MATERIAL SHOWN:

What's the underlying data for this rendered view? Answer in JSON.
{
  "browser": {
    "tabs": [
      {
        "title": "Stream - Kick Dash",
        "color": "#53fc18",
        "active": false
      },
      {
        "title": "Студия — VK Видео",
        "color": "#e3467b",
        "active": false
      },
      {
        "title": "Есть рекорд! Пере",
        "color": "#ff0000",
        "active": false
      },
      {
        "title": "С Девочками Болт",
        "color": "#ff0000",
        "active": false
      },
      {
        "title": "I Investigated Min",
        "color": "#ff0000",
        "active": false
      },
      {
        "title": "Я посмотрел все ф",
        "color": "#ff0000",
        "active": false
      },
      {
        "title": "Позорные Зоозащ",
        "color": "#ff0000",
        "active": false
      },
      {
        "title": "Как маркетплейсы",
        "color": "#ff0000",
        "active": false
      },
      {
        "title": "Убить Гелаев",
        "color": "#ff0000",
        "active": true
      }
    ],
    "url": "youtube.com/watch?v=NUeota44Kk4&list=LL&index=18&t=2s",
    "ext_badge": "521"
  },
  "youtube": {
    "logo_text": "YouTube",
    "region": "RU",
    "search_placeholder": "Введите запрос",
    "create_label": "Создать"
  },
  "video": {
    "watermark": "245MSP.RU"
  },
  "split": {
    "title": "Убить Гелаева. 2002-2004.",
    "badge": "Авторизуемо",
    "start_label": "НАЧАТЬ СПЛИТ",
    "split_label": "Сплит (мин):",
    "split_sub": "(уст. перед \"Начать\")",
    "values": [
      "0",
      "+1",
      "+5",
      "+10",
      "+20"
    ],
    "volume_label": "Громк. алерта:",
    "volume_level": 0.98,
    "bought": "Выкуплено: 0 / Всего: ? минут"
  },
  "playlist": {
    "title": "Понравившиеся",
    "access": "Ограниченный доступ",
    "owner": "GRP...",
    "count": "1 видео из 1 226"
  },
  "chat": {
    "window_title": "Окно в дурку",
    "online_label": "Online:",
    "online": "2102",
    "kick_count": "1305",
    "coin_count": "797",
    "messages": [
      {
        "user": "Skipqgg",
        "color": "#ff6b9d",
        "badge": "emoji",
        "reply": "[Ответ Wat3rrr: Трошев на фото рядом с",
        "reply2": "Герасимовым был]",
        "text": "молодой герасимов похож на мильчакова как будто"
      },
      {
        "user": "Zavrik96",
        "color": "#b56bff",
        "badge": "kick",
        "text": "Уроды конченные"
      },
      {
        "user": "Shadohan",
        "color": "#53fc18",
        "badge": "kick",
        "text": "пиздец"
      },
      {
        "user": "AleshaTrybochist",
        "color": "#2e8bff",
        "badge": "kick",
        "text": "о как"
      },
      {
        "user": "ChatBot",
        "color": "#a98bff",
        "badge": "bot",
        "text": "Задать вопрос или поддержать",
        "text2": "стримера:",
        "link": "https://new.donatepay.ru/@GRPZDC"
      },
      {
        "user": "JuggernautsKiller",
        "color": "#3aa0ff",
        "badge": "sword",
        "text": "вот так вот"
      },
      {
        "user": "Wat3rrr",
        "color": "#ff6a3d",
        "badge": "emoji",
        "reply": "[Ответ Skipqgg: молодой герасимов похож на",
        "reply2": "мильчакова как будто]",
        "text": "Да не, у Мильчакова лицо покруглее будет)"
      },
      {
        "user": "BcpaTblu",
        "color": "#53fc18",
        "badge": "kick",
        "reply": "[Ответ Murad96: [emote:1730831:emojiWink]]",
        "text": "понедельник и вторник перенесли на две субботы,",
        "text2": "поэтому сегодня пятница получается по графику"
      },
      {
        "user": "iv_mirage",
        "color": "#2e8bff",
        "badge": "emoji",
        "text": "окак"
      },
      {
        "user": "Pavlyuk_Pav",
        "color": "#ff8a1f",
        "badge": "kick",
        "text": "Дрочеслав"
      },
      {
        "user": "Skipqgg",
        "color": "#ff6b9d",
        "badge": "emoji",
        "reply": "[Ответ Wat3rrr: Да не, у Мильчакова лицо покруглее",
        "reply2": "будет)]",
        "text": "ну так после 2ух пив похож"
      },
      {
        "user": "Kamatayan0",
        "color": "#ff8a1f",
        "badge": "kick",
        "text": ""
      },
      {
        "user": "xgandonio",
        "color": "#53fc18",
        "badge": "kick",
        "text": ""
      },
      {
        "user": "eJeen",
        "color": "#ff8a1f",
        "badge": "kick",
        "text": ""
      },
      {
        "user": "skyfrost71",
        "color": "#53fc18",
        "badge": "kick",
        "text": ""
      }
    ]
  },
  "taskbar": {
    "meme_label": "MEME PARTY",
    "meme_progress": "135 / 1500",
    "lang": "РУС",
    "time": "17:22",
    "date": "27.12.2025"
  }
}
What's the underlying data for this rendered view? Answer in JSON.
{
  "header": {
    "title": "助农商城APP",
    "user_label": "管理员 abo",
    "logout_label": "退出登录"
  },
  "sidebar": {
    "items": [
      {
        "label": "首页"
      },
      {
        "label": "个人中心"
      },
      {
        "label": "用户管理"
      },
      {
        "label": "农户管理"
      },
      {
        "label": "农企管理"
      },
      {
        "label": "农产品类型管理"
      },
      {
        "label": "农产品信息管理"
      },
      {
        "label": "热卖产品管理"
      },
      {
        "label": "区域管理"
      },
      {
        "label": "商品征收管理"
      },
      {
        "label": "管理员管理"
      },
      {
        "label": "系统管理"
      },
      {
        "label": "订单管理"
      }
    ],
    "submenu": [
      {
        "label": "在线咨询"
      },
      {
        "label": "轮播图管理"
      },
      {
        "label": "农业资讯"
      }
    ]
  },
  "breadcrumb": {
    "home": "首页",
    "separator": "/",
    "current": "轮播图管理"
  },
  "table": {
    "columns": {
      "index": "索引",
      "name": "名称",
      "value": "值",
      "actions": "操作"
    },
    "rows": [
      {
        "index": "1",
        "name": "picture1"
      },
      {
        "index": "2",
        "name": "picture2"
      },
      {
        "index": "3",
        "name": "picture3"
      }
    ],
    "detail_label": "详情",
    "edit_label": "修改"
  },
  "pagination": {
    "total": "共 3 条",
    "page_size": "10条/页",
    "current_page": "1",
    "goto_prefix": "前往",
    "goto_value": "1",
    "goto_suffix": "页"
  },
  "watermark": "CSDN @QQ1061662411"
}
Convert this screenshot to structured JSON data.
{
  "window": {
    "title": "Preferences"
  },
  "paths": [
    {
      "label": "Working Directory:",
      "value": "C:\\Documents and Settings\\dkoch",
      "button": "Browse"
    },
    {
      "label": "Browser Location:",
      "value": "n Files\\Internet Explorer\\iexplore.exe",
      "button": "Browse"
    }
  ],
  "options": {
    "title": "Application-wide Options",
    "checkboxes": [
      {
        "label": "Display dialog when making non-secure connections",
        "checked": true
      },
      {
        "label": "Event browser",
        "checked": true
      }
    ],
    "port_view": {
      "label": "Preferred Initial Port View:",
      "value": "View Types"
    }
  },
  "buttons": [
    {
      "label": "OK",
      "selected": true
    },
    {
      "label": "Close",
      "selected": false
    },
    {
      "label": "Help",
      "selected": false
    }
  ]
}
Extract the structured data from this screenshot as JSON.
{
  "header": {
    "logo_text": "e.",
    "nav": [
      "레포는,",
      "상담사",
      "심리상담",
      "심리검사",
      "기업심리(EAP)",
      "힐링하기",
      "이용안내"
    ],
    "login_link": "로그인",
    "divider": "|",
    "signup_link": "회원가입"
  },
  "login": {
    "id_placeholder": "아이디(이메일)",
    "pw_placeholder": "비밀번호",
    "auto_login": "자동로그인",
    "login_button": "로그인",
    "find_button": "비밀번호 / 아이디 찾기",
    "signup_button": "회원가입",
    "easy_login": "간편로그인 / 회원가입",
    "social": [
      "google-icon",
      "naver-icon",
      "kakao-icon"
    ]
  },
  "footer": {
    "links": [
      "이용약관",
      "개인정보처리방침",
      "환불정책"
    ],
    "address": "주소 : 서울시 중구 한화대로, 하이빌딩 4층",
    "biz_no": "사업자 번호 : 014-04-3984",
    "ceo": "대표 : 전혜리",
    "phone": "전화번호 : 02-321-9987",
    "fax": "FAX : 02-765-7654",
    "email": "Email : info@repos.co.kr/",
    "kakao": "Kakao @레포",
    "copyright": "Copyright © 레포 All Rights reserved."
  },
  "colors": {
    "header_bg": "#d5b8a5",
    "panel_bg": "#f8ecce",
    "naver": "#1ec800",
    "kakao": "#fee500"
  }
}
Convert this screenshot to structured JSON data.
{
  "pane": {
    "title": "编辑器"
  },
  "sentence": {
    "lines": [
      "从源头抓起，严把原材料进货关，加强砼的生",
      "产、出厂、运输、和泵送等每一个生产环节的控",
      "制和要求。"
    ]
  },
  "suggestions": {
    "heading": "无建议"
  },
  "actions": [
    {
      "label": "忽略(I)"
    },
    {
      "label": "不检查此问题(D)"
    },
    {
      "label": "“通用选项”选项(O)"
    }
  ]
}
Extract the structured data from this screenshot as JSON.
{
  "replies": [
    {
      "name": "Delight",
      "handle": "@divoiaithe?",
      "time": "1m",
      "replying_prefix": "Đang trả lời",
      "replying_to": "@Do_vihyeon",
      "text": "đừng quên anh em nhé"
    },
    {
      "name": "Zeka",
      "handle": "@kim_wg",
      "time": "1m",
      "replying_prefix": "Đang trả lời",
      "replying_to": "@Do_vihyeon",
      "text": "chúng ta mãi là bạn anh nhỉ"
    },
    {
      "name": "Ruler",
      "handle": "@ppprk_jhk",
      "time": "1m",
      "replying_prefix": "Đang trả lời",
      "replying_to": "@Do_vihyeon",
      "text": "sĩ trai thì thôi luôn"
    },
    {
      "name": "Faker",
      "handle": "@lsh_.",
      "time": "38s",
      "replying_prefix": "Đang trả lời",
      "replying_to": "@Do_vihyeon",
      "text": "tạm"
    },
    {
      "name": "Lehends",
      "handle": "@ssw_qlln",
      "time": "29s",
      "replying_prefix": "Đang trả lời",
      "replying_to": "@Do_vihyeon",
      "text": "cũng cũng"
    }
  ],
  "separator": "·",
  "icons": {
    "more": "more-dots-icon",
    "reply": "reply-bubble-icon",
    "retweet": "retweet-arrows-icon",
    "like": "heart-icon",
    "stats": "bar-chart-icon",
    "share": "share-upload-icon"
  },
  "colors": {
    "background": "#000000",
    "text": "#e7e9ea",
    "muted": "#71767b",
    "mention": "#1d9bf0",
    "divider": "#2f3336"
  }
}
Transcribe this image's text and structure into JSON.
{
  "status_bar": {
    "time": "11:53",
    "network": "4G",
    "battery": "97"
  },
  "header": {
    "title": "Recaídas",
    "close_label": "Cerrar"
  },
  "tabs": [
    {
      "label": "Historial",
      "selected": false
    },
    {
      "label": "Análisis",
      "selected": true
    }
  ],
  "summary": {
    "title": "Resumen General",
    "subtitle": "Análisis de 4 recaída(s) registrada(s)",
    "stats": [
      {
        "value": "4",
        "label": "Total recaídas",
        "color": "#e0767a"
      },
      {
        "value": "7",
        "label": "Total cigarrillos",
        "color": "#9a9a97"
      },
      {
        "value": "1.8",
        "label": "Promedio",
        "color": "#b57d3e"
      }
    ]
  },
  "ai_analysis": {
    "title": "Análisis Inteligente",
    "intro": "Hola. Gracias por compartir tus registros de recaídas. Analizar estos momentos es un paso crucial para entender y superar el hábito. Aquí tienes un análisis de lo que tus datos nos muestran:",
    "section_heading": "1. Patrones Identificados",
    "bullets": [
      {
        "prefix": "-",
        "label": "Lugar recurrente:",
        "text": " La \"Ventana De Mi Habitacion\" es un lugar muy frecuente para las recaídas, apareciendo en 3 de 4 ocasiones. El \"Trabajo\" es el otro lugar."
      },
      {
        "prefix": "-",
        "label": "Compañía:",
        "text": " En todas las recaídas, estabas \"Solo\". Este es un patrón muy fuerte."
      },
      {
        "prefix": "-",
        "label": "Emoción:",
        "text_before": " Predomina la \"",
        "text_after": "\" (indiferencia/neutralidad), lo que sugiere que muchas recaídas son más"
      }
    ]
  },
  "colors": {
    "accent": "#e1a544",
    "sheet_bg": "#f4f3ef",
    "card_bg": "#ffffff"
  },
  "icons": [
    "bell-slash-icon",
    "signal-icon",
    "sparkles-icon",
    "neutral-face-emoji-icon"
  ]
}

TO DO:
What is the number of lines in the records that contain the string "time"? Give only that number.

TASK ANSWER:
7